(Excerpts from a figure dataset)
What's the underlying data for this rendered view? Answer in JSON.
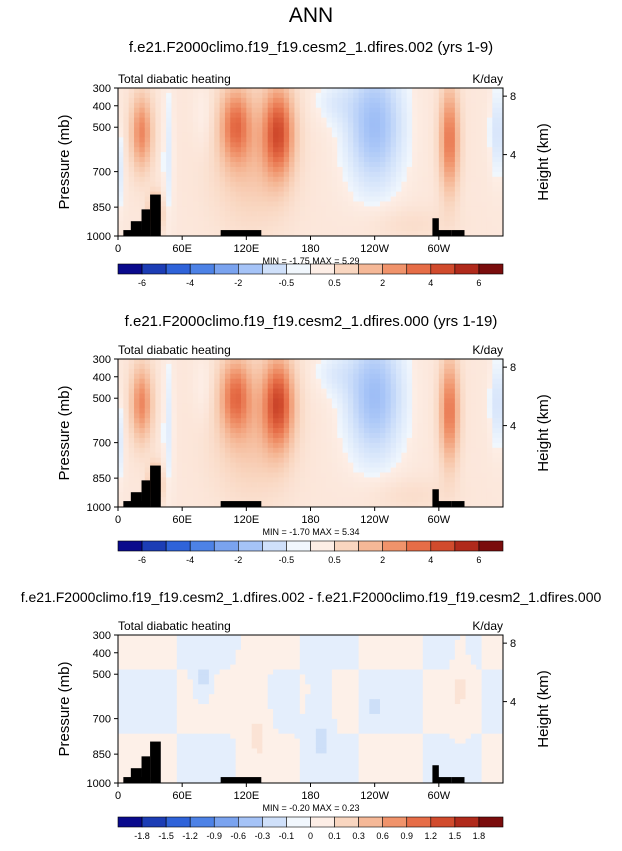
{
  "figure_title": "ANN",
  "chart_data": [
    {
      "type": "heatmap",
      "title": "f.e21.F2000climo.f19_f19.cesm2_1.dfires.002 (yrs 1-9)",
      "left_label": "Total diabatic heating",
      "units": "K/day",
      "xlabel": "",
      "ylabel": "Pressure (mb)",
      "ylabel_right": "Height (km)",
      "x_ticks": [
        "0",
        "60E",
        "120E",
        "180",
        "120W",
        "60W"
      ],
      "y_ticks": [
        "300",
        "400",
        "500",
        "700",
        "850",
        "1000"
      ],
      "y2_ticks": [
        "8",
        "4"
      ],
      "stats": "MIN = -1.75   MAX = 5.29",
      "min": -1.75,
      "max": 5.29,
      "colorbar_labels": [
        "-6",
        "-4",
        "-2",
        "-0.5",
        "0.5",
        "2",
        "4",
        "6"
      ],
      "colorbar_colors": [
        "#0a0a8c",
        "#1c3db5",
        "#2f63d9",
        "#4d82e6",
        "#7aa3ef",
        "#a5c3f7",
        "#cfe0fa",
        "#f1f7fd",
        "#fdeee6",
        "#f9d6c0",
        "#f5b897",
        "#f0936b",
        "#e66d47",
        "#d14b2d",
        "#b02a1b",
        "#7a0d0d"
      ]
    },
    {
      "type": "heatmap",
      "title": "f.e21.F2000climo.f19_f19.cesm2_1.dfires.000 (yrs 1-19)",
      "left_label": "Total diabatic heating",
      "units": "K/day",
      "xlabel": "",
      "ylabel": "Pressure (mb)",
      "ylabel_right": "Height (km)",
      "x_ticks": [
        "0",
        "60E",
        "120E",
        "180",
        "120W",
        "60W"
      ],
      "y_ticks": [
        "300",
        "400",
        "500",
        "700",
        "850",
        "1000"
      ],
      "y2_ticks": [
        "8",
        "4"
      ],
      "stats": "MIN = -1.70   MAX = 5.34",
      "min": -1.7,
      "max": 5.34,
      "colorbar_labels": [
        "-6",
        "-4",
        "-2",
        "-0.5",
        "0.5",
        "2",
        "4",
        "6"
      ],
      "colorbar_colors": [
        "#0a0a8c",
        "#1c3db5",
        "#2f63d9",
        "#4d82e6",
        "#7aa3ef",
        "#a5c3f7",
        "#cfe0fa",
        "#f1f7fd",
        "#fdeee6",
        "#f9d6c0",
        "#f5b897",
        "#f0936b",
        "#e66d47",
        "#d14b2d",
        "#b02a1b",
        "#7a0d0d"
      ]
    },
    {
      "type": "heatmap",
      "title": "f.e21.F2000climo.f19_f19.cesm2_1.dfires.002 - f.e21.F2000climo.f19_f19.cesm2_1.dfires.000",
      "left_label": "Total diabatic heating",
      "units": "K/day",
      "xlabel": "",
      "ylabel": "Pressure (mb)",
      "ylabel_right": "Height (km)",
      "x_ticks": [
        "0",
        "60E",
        "120E",
        "180",
        "120W",
        "60W"
      ],
      "y_ticks": [
        "300",
        "400",
        "500",
        "700",
        "850",
        "1000"
      ],
      "y2_ticks": [
        "8",
        "4"
      ],
      "stats": "MIN = -0.20   MAX = 0.23",
      "min": -0.2,
      "max": 0.23,
      "colorbar_labels": [
        "-1.8",
        "-1.5",
        "-1.2",
        "-0.9",
        "-0.6",
        "-0.3",
        "-0.1",
        "0",
        "0.1",
        "0.3",
        "0.6",
        "0.9",
        "1.2",
        "1.5",
        "1.8"
      ],
      "colorbar_colors": [
        "#0a0a8c",
        "#1c3db5",
        "#2f63d9",
        "#4d82e6",
        "#7aa3ef",
        "#a5c3f7",
        "#cfe0fa",
        "#f1f7fd",
        "#fdeee6",
        "#f9d6c0",
        "#f5b897",
        "#f0936b",
        "#e66d47",
        "#d14b2d",
        "#b02a1b",
        "#7a0d0d"
      ]
    }
  ]
}
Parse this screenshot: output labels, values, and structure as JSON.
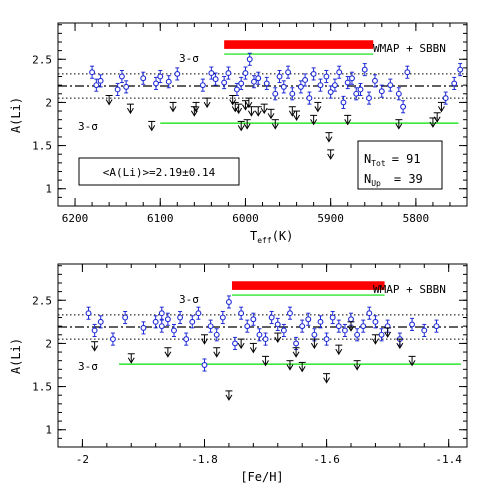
{
  "colors": {
    "data": "#1f2bd6",
    "upper": "#000000",
    "wmap": "#ff0000",
    "sigma": "#00e000",
    "mean": "#000000"
  },
  "mean_line": 2.19,
  "dotted_lines": [
    2.05,
    2.33
  ],
  "top_panel": {
    "ylabel": "A(Li)",
    "xlabel_main": "T",
    "xlabel_sub": "eff",
    "xlabel_unit": "(K)",
    "annot_wmap": "WMAP + SBBN",
    "annot_sigma_top": "3-σ",
    "annot_sigma_bot": "3-σ",
    "box_mean": "<A(Li)>=2.19±0.14",
    "ntot_label": "N",
    "ntot_sub": "Tot",
    "ntot_value": "= 91",
    "nup_label": "N",
    "nup_sub": "Up",
    "nup_value": "= 39"
  },
  "bottom_panel": {
    "ylabel": "A(Li)",
    "xlabel": "[Fe/H]",
    "annot_wmap": "WMAP + SBBN",
    "annot_sigma_top": "3-σ",
    "annot_sigma_bot": "3-σ"
  },
  "chart_data": [
    {
      "type": "scatter",
      "xlabel": "Teff(K)",
      "ylabel": "A(Li)",
      "xlim": [
        6220,
        5740
      ],
      "ylim": [
        0.8,
        2.92
      ],
      "xticks": [
        6200,
        6100,
        6000,
        5900,
        5800
      ],
      "yticks": [
        1,
        1.5,
        2,
        2.5
      ],
      "wmap_band": {
        "x": [
          6025,
          5850
        ],
        "y": [
          2.62,
          2.72
        ]
      },
      "sigma_upper": {
        "y": 2.56,
        "x": [
          6025,
          5850
        ]
      },
      "sigma_lower": {
        "y": 1.76,
        "x": [
          6100,
          5750
        ]
      },
      "series": [
        {
          "marker": "circle-errorbar",
          "x": [
            6180,
            6175,
            6170,
            6150,
            6145,
            6140,
            6120,
            6105,
            6100,
            6090,
            6080,
            6050,
            6040,
            6035,
            6025,
            6020,
            6010,
            6005,
            6000,
            5995,
            5990,
            5985,
            5975,
            5965,
            5960,
            5955,
            5950,
            5945,
            5935,
            5930,
            5925,
            5920,
            5912,
            5905,
            5900,
            5895,
            5890,
            5885,
            5880,
            5875,
            5870,
            5865,
            5860,
            5855,
            5848,
            5840,
            5830,
            5820,
            5815,
            5810,
            5765,
            5755,
            5748
          ],
          "y": [
            2.35,
            2.2,
            2.25,
            2.15,
            2.3,
            2.18,
            2.28,
            2.22,
            2.3,
            2.24,
            2.33,
            2.2,
            2.34,
            2.27,
            2.23,
            2.34,
            2.15,
            2.22,
            2.34,
            2.5,
            2.24,
            2.28,
            2.22,
            2.1,
            2.3,
            2.18,
            2.35,
            2.1,
            2.18,
            2.26,
            2.05,
            2.33,
            2.2,
            2.3,
            2.12,
            2.2,
            2.35,
            2.0,
            2.23,
            2.28,
            2.1,
            2.15,
            2.38,
            2.05,
            2.25,
            2.13,
            2.2,
            2.1,
            1.95,
            2.35,
            2.05,
            2.22,
            2.38
          ],
          "err": 0.07
        },
        {
          "marker": "upper-limit",
          "x": [
            6160,
            6135,
            6110,
            6085,
            6060,
            6058,
            6045,
            6015,
            6012,
            6008,
            6005,
            6000,
            5998,
            5996,
            5993,
            5985,
            5978,
            5970,
            5965,
            5945,
            5940,
            5920,
            5915,
            5902,
            5900,
            5880,
            5820,
            5780,
            5775,
            5770
          ],
          "y": [
            2.08,
            1.98,
            1.78,
            2.0,
            1.95,
            2.0,
            2.05,
            2.08,
            2.0,
            1.98,
            1.78,
            2.02,
            1.8,
            2.05,
            1.95,
            1.95,
            1.98,
            1.92,
            1.8,
            1.95,
            1.9,
            1.85,
            2.0,
            1.65,
            1.45,
            1.85,
            1.8,
            1.82,
            1.88,
            2.0
          ]
        }
      ]
    },
    {
      "type": "scatter",
      "xlabel": "[Fe/H]",
      "ylabel": "A(Li)",
      "xlim": [
        -2.04,
        -1.37
      ],
      "ylim": [
        0.8,
        2.92
      ],
      "xticks": [
        -2,
        -1.8,
        -1.6,
        -1.4
      ],
      "yticks": [
        1,
        1.5,
        2,
        2.5
      ],
      "wmap_band": {
        "x": [
          -1.755,
          -1.505
        ],
        "y": [
          2.62,
          2.72
        ]
      },
      "sigma_upper": {
        "y": 2.56,
        "x": [
          -1.755,
          -1.505
        ]
      },
      "sigma_lower": {
        "y": 1.76,
        "x": [
          -1.94,
          -1.38
        ]
      },
      "series": [
        {
          "marker": "circle-errorbar",
          "x": [
            -1.99,
            -1.98,
            -1.97,
            -1.95,
            -1.93,
            -1.9,
            -1.88,
            -1.87,
            -1.87,
            -1.86,
            -1.85,
            -1.84,
            -1.83,
            -1.82,
            -1.81,
            -1.8,
            -1.79,
            -1.78,
            -1.77,
            -1.76,
            -1.75,
            -1.74,
            -1.73,
            -1.72,
            -1.71,
            -1.7,
            -1.69,
            -1.68,
            -1.67,
            -1.66,
            -1.65,
            -1.64,
            -1.63,
            -1.62,
            -1.61,
            -1.6,
            -1.59,
            -1.58,
            -1.57,
            -1.56,
            -1.55,
            -1.54,
            -1.53,
            -1.52,
            -1.51,
            -1.5,
            -1.48,
            -1.46,
            -1.44,
            -1.42
          ],
          "y": [
            2.35,
            2.15,
            2.25,
            2.05,
            2.3,
            2.18,
            2.25,
            2.35,
            2.2,
            2.28,
            2.15,
            2.3,
            2.05,
            2.25,
            2.35,
            1.75,
            2.2,
            2.1,
            2.3,
            2.48,
            2.0,
            2.35,
            2.2,
            2.28,
            2.1,
            2.05,
            2.3,
            2.22,
            2.15,
            2.35,
            2.0,
            2.2,
            2.28,
            2.1,
            2.25,
            2.05,
            2.3,
            2.2,
            2.15,
            2.28,
            2.1,
            2.2,
            2.35,
            2.25,
            2.1,
            2.2,
            2.05,
            2.22,
            2.15,
            2.2
          ],
          "err": 0.07
        },
        {
          "marker": "upper-limit",
          "x": [
            -1.98,
            -1.92,
            -1.86,
            -1.8,
            -1.78,
            -1.76,
            -1.74,
            -1.72,
            -1.7,
            -1.68,
            -1.66,
            -1.65,
            -1.64,
            -1.62,
            -1.6,
            -1.58,
            -1.56,
            -1.55,
            -1.52,
            -1.5,
            -1.48,
            -1.46
          ],
          "y": [
            2.02,
            1.88,
            1.95,
            2.1,
            1.95,
            1.45,
            2.05,
            2.0,
            1.85,
            2.12,
            1.8,
            1.95,
            1.78,
            2.05,
            1.65,
            1.98,
            2.25,
            1.8,
            2.1,
            2.18,
            2.05,
            1.85
          ]
        }
      ]
    }
  ]
}
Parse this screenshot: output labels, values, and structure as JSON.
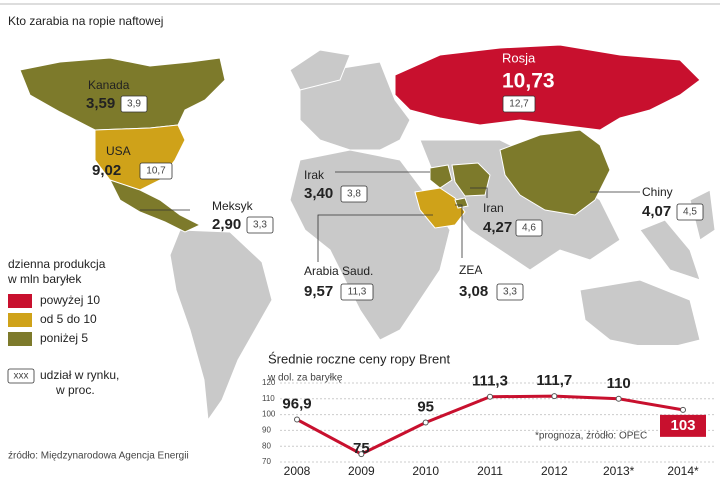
{
  "title": "Kto zarabia na ropie naftowej",
  "countries": [
    {
      "name": "Kanada",
      "production": "3,59",
      "share": "3,9",
      "color": "#7d7a2b"
    },
    {
      "name": "USA",
      "production": "9,02",
      "share": "10,7",
      "color": "#cfa219"
    },
    {
      "name": "Meksyk",
      "production": "2,90",
      "share": "3,3",
      "color": "#7d7a2b"
    },
    {
      "name": "Rosja",
      "production": "10,73",
      "share": "12,7",
      "color": "#c8102e"
    },
    {
      "name": "Irak",
      "production": "3,40",
      "share": "3,8",
      "color": "#7d7a2b"
    },
    {
      "name": "Arabia Saud.",
      "production": "9,57",
      "share": "11,3",
      "color": "#cfa219"
    },
    {
      "name": "Iran",
      "production": "4,27",
      "share": "4,6",
      "color": "#7d7a2b"
    },
    {
      "name": "ZEA",
      "production": "3,08",
      "share": "3,3",
      "color": "#7d7a2b"
    },
    {
      "name": "Chiny",
      "production": "4,07",
      "share": "4,5",
      "color": "#7d7a2b"
    }
  ],
  "legend": {
    "title": [
      "dzienna produkcja",
      "w mln baryłek"
    ],
    "items": [
      {
        "label": "powyżej 10",
        "color": "#c8102e"
      },
      {
        "label": "od 5 do 10",
        "color": "#cfa219"
      },
      {
        "label": "poniżej 5",
        "color": "#7d7a2b"
      }
    ],
    "share_key": "xxx",
    "share_text": [
      "udział w rynku,",
      "w proc."
    ]
  },
  "source": "źródło: Międzynarodowa Agencja Energii",
  "chart_data": {
    "type": "line",
    "title": "Średnie roczne ceny ropy Brent",
    "subtitle": "w dol. za baryłkę",
    "annotation": "*prognoza, źródło: OPEC",
    "categories": [
      "2008",
      "2009",
      "2010",
      "2011",
      "2012",
      "2013*",
      "2014*"
    ],
    "values": [
      96.9,
      75,
      95,
      111.3,
      111.7,
      110,
      103
    ],
    "value_labels": [
      "96,9",
      "75",
      "95",
      "111,3",
      "111,7",
      "110",
      "103"
    ],
    "color": "#c8102e",
    "ylim": [
      70,
      120
    ],
    "yticks": [
      70,
      80,
      90,
      100,
      110,
      120
    ],
    "grid": true
  }
}
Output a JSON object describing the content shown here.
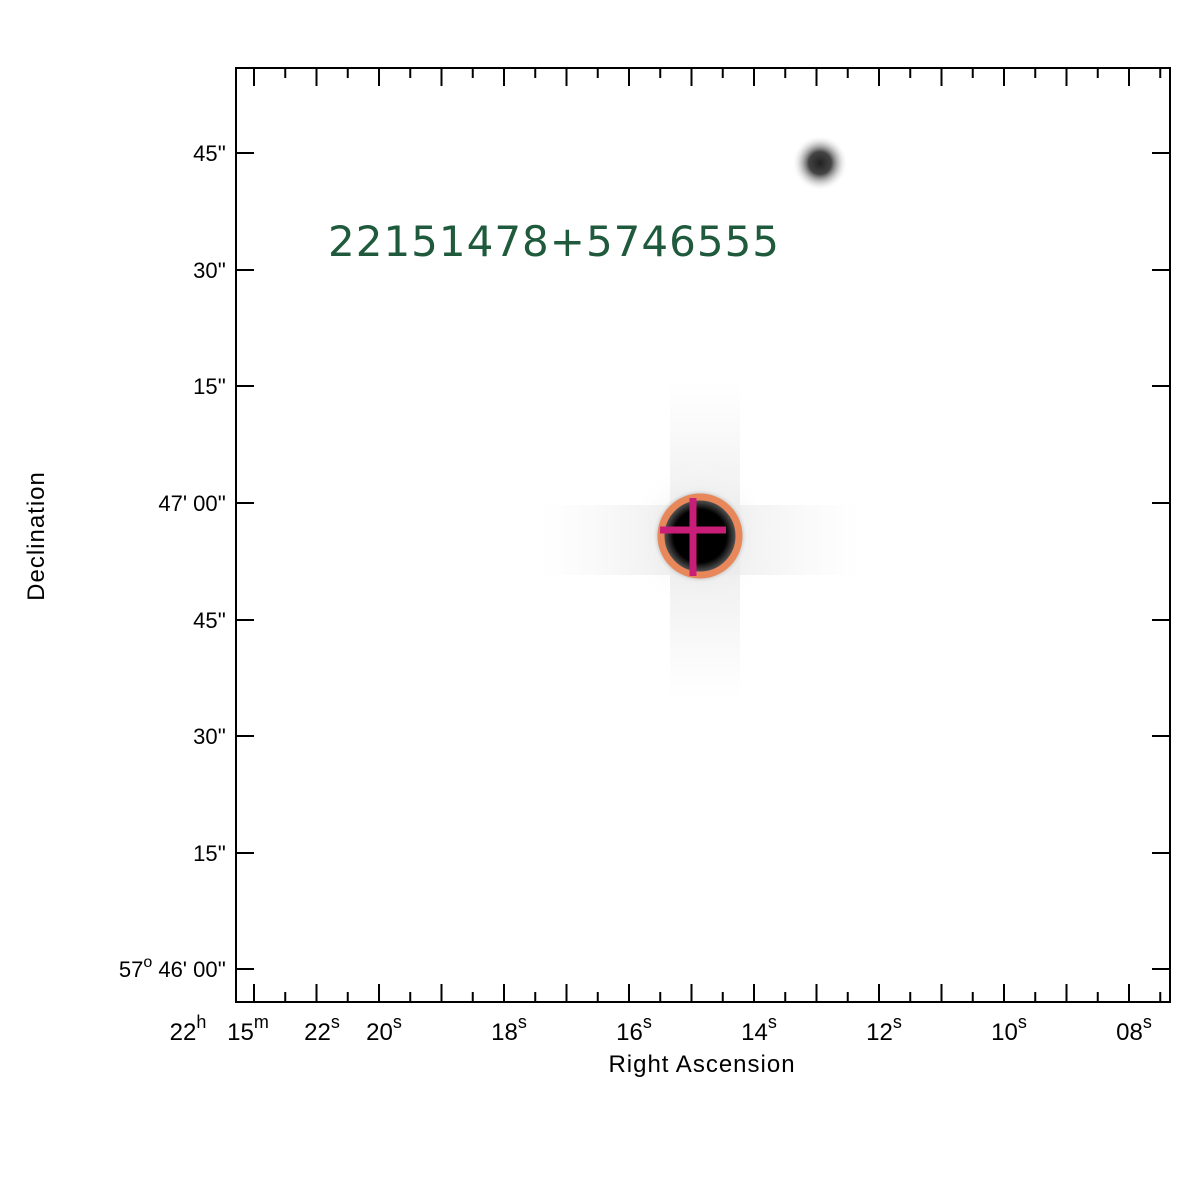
{
  "source_label": "22151478+5746555",
  "colors": {
    "label_text": "#1f5a3c",
    "aperture_circle": "#e8875a",
    "crosshair": "#c81e78"
  },
  "axes": {
    "xlabel": "Right Ascension",
    "ylabel": "Declination",
    "y_ticks": [
      {
        "label": "45''"
      },
      {
        "label": "30''"
      },
      {
        "label": "15''"
      },
      {
        "label": "47' 00''"
      },
      {
        "label": "45''"
      },
      {
        "label": "30''"
      },
      {
        "label": "15''"
      },
      {
        "label": "57° 46' 00''",
        "deg": "57",
        "sup": "o",
        "rest": " 46' 00''"
      }
    ],
    "x_prefix": [
      {
        "base": "22",
        "sup": "h"
      },
      {
        "base": "15",
        "sup": "m"
      }
    ],
    "x_ticks": [
      {
        "base": "22",
        "sup": "s"
      },
      {
        "base": "20",
        "sup": "s"
      },
      {
        "base": "18",
        "sup": "s"
      },
      {
        "base": "16",
        "sup": "s"
      },
      {
        "base": "14",
        "sup": "s"
      },
      {
        "base": "12",
        "sup": "s"
      },
      {
        "base": "10",
        "sup": "s"
      },
      {
        "base": "08",
        "sup": "s"
      }
    ]
  }
}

GOAL OF THE EXERCISE:
Using the records above, find and show each line with the string "production".

FINAL ANSWER:
      "production": "3,59",
      "production": "9,02",
      "production": "2,90",
      "production": "10,73",
      "production": "3,40",
      "production": "9,57",
      "production": "4,27",
      "production": "3,08",
      "production": "4,07",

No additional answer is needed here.